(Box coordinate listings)
★ ★ ★ ★ ★ ★ ★

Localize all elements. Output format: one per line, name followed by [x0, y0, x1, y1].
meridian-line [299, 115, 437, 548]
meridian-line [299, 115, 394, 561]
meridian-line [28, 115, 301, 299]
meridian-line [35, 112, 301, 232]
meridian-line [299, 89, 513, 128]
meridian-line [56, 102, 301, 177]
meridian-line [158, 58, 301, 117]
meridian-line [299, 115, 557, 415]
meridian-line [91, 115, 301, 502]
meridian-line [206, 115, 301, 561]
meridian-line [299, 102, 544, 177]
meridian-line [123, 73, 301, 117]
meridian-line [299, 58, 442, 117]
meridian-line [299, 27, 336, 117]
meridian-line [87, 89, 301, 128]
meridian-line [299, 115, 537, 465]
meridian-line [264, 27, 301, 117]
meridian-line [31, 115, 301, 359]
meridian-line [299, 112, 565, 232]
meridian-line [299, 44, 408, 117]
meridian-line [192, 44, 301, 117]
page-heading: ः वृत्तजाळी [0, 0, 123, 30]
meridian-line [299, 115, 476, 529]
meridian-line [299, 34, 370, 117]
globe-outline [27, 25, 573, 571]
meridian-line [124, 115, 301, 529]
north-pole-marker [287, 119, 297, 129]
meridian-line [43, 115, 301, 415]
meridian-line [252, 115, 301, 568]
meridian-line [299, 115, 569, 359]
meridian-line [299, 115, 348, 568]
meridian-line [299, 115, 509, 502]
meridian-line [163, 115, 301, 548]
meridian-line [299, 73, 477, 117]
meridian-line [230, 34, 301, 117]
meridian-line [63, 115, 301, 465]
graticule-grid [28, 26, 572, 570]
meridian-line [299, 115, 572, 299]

★ ★ ★ ★ ★ ★ ★

Copy every line of the records above with no changes at all.

Localize all elements. Output format: one per line, name followed by [x0, y0, x1, y1].
meridian-line [299, 115, 437, 548]
meridian-line [299, 115, 394, 561]
meridian-line [28, 115, 301, 299]
meridian-line [35, 112, 301, 232]
meridian-line [299, 89, 513, 128]
meridian-line [56, 102, 301, 177]
meridian-line [158, 58, 301, 117]
meridian-line [299, 115, 557, 415]
meridian-line [91, 115, 301, 502]
meridian-line [206, 115, 301, 561]
meridian-line [299, 102, 544, 177]
meridian-line [123, 73, 301, 117]
meridian-line [299, 58, 442, 117]
meridian-line [299, 27, 336, 117]
meridian-line [87, 89, 301, 128]
meridian-line [299, 115, 537, 465]
meridian-line [264, 27, 301, 117]
meridian-line [31, 115, 301, 359]
meridian-line [299, 112, 565, 232]
meridian-line [299, 44, 408, 117]
meridian-line [192, 44, 301, 117]
page-heading: ः वृत्तजाळी [0, 0, 123, 30]
meridian-line [299, 115, 476, 529]
meridian-line [299, 34, 370, 117]
globe-outline [27, 25, 573, 571]
meridian-line [124, 115, 301, 529]
north-pole-marker [287, 119, 297, 129]
meridian-line [43, 115, 301, 415]
meridian-line [252, 115, 301, 568]
meridian-line [299, 115, 569, 359]
meridian-line [299, 115, 348, 568]
meridian-line [299, 115, 509, 502]
meridian-line [163, 115, 301, 548]
meridian-line [299, 73, 477, 117]
meridian-line [230, 34, 301, 117]
meridian-line [63, 115, 301, 465]
graticule-grid [28, 26, 572, 570]
meridian-line [299, 115, 572, 299]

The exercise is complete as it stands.